# Exercise objective
Print all of the lines exactly. Any picture among them stays out.

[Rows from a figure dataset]
________________
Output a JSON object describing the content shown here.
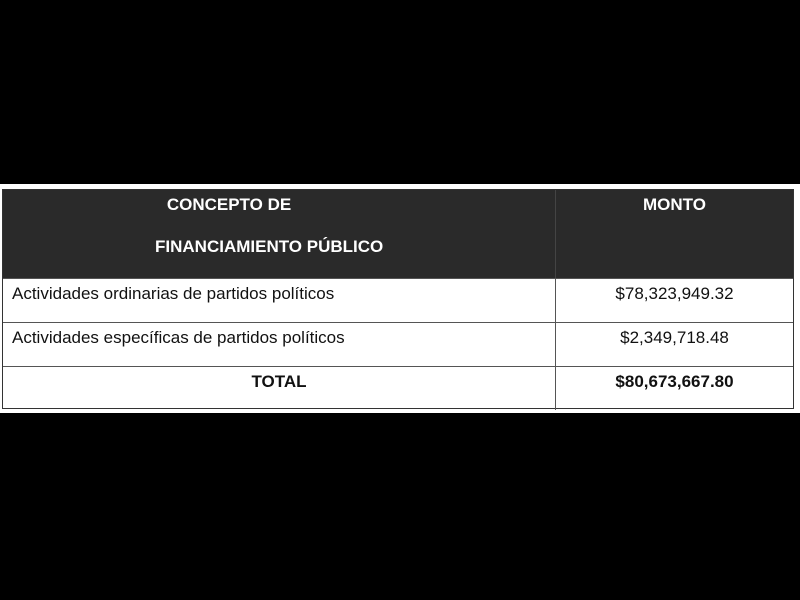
{
  "table": {
    "header": {
      "concept_line1": "CONCEPTO DE",
      "concept_line2": "FINANCIAMIENTO PÚBLICO",
      "amount": "MONTO"
    },
    "rows": [
      {
        "concept": "Actividades ordinarias de partidos políticos",
        "amount": "$78,323,949.32"
      },
      {
        "concept": "Actividades específicas de partidos políticos",
        "amount": "$2,349,718.48"
      }
    ],
    "total": {
      "label": "TOTAL",
      "amount": "$80,673,667.80"
    }
  }
}
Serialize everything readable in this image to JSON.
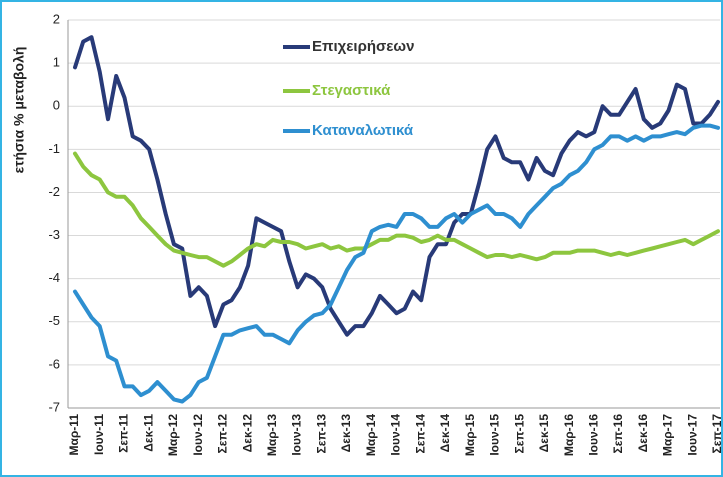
________________
# Solution to this problem
Output a JSON object describing the content shown here.
{
  "table": {
    "header": {
      "concept_line1": "CONCEPTO DE",
      "concept_line2": "FINANCIAMIENTO PÚBLICO",
      "amount": "MONTO"
    },
    "rows": [
      {
        "concept": "Actividades ordinarias de partidos políticos",
        "amount": "$78,323,949.32"
      },
      {
        "concept": "Actividades específicas de partidos políticos",
        "amount": "$2,349,718.48"
      }
    ],
    "total": {
      "label": "TOTAL",
      "amount": "$80,673,667.80"
    }
  }
}
Serialize everything readable in this image to JSON.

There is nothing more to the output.